Return the lines where the word "cost" occurs.

• Dataset items:
....

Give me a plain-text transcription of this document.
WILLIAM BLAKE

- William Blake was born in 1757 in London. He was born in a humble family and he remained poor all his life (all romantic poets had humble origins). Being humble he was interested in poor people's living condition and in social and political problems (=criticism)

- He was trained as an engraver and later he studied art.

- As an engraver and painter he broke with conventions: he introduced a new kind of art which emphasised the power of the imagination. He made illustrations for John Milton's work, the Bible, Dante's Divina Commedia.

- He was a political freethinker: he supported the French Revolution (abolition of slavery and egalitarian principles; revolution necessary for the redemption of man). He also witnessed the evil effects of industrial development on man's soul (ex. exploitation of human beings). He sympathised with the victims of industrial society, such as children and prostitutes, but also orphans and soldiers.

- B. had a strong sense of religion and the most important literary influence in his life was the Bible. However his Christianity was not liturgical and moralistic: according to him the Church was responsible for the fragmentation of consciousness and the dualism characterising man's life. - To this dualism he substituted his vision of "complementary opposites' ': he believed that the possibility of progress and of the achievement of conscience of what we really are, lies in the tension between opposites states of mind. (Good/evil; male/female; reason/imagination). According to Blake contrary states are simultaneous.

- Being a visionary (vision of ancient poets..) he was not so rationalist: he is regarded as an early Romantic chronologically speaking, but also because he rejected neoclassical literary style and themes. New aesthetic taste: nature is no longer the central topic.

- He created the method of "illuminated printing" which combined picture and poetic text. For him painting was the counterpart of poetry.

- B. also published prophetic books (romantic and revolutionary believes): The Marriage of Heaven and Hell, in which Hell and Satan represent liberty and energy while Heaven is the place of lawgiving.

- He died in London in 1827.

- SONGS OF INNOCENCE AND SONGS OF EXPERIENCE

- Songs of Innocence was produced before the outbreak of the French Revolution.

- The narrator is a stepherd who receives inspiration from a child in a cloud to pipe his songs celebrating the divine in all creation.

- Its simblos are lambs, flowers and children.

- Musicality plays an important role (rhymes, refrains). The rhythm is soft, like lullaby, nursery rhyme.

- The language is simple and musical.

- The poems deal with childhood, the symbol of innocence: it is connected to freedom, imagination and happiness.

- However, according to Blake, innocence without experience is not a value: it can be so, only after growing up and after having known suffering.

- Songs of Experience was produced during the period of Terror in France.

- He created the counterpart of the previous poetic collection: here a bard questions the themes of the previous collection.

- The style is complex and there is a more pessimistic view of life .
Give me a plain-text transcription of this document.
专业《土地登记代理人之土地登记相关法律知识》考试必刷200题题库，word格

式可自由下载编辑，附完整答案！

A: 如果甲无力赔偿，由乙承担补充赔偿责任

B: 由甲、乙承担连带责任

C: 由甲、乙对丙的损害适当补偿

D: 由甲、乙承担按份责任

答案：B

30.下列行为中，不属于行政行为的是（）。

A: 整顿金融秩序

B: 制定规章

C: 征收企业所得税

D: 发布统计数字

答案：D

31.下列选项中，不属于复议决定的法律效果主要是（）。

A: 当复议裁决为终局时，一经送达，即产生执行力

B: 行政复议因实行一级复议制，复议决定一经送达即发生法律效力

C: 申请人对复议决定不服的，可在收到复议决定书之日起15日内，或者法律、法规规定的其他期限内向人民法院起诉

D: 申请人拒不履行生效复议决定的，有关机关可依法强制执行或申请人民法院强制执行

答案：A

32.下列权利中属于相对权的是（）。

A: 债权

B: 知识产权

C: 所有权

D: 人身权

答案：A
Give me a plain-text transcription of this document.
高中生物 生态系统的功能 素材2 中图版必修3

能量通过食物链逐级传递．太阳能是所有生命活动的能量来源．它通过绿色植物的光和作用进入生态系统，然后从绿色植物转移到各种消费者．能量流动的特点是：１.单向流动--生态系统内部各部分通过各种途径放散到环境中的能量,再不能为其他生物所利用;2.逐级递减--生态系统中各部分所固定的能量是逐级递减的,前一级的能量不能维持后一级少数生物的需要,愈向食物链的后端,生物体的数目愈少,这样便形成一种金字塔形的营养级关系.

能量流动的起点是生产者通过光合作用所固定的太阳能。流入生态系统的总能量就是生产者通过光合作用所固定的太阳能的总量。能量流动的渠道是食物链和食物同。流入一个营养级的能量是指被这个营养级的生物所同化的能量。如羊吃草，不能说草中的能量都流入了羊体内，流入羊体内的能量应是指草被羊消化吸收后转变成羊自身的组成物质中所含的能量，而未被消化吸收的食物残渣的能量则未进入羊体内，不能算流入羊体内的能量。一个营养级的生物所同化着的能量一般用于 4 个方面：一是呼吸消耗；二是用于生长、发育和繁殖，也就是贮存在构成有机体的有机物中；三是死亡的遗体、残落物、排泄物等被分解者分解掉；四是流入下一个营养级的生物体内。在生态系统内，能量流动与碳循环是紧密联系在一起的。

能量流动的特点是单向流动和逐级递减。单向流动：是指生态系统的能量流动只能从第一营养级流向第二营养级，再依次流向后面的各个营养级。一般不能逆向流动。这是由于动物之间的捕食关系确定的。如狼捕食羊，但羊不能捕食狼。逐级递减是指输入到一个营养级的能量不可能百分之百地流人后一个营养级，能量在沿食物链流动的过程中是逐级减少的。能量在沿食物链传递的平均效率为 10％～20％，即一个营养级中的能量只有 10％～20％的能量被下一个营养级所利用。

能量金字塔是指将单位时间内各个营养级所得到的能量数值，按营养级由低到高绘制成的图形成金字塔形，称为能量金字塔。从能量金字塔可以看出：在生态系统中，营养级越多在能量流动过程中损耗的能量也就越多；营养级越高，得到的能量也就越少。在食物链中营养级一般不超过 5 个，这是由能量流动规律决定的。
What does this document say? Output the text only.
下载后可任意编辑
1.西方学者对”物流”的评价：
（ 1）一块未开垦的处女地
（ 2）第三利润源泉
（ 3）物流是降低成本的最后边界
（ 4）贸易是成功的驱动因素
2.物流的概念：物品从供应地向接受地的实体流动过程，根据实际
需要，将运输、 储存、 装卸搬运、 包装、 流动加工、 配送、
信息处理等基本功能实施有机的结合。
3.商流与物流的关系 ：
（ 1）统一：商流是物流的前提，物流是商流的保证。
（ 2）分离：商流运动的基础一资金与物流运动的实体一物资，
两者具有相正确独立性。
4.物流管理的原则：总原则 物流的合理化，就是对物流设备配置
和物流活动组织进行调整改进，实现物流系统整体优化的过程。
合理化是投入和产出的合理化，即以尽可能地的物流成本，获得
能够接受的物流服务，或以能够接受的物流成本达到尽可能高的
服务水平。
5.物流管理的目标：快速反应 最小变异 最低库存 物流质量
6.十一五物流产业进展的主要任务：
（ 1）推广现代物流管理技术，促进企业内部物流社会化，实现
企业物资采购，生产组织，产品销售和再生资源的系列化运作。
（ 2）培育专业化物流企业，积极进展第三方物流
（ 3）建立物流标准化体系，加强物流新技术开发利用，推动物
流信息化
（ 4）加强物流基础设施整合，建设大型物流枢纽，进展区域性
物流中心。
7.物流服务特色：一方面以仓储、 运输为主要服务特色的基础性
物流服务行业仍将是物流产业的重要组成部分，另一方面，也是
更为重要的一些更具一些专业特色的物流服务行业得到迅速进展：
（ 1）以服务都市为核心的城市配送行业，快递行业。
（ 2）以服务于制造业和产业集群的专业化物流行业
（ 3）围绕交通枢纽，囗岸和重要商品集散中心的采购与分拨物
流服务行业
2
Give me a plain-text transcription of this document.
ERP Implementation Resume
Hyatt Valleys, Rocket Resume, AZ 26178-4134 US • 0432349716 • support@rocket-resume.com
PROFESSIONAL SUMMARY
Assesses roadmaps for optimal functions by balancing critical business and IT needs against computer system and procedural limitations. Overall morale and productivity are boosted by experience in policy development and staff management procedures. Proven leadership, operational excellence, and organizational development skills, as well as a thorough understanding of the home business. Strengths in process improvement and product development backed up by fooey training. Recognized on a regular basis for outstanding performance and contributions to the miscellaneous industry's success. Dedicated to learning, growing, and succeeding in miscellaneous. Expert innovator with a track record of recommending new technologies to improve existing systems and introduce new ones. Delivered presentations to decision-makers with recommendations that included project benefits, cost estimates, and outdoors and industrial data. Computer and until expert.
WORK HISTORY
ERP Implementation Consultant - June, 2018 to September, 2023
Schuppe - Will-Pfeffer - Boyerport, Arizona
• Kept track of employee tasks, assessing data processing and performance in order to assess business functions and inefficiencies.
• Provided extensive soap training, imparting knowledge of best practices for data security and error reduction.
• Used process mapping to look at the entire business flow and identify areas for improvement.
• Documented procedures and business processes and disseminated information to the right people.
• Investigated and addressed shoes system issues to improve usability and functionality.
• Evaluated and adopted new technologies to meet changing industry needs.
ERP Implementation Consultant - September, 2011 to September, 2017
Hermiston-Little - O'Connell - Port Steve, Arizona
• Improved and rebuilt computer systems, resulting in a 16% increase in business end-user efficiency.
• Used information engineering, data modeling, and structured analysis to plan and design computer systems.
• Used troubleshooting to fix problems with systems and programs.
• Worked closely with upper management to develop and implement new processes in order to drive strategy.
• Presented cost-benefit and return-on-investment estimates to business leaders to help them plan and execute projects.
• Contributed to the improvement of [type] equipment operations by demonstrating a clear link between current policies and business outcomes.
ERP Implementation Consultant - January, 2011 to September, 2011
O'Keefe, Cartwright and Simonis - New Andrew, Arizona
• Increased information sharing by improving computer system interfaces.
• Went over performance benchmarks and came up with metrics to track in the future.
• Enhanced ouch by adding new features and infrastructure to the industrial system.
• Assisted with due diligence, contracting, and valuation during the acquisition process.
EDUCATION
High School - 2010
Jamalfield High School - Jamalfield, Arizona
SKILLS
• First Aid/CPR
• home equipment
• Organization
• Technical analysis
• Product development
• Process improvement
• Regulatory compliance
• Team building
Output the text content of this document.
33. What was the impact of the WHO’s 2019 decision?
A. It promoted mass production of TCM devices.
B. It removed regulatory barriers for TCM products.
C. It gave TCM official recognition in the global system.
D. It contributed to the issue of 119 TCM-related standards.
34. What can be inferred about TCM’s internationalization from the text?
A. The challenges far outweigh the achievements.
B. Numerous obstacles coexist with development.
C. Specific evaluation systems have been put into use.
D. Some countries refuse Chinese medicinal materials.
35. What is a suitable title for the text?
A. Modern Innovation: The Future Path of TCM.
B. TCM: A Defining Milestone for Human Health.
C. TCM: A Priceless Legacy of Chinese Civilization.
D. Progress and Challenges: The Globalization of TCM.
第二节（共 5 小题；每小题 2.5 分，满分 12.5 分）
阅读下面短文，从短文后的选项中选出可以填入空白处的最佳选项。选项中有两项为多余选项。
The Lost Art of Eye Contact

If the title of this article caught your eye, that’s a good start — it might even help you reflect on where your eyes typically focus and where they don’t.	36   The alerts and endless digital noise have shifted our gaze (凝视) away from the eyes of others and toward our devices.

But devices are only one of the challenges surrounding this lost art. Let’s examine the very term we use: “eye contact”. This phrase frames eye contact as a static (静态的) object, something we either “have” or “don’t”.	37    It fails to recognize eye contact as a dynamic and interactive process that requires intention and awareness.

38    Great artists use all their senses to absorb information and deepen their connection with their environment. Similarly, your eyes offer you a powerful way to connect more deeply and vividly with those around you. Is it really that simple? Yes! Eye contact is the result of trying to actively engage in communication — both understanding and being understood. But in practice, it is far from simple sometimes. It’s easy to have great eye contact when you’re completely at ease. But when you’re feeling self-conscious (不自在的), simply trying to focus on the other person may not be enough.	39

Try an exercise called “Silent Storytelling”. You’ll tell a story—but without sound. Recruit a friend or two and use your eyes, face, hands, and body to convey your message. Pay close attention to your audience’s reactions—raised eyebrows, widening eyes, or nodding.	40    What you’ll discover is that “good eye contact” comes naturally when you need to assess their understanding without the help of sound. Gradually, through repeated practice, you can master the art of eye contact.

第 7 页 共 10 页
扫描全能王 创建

....

• WRITTEN SOLUTION:
Assesses roadmaps for optimal functions by balancing critical business and IT needs against computer system and procedural limitations. Overall morale and productivity are boosted by experience in policy development and staff management procedures. Proven leadership, operational excellence, and organizational development skills, as well as a thorough understanding of the home business. Strengths in process improvement and product development backed up by fooey training. Recognized on a regular basis for outstanding performance and contributions to the miscellaneous industry's success. Dedicated to learning, growing, and succeeding in miscellaneous. Expert innovator with a track record of recommending new technologies to improve existing systems and introduce new ones. Delivered presentations to decision-makers with recommendations that included project benefits, cost estimates, and outdoors and industrial data. Computer and until expert.
• Presented cost-benefit and return-on-investment estimates to business leaders to help them plan and execute projects.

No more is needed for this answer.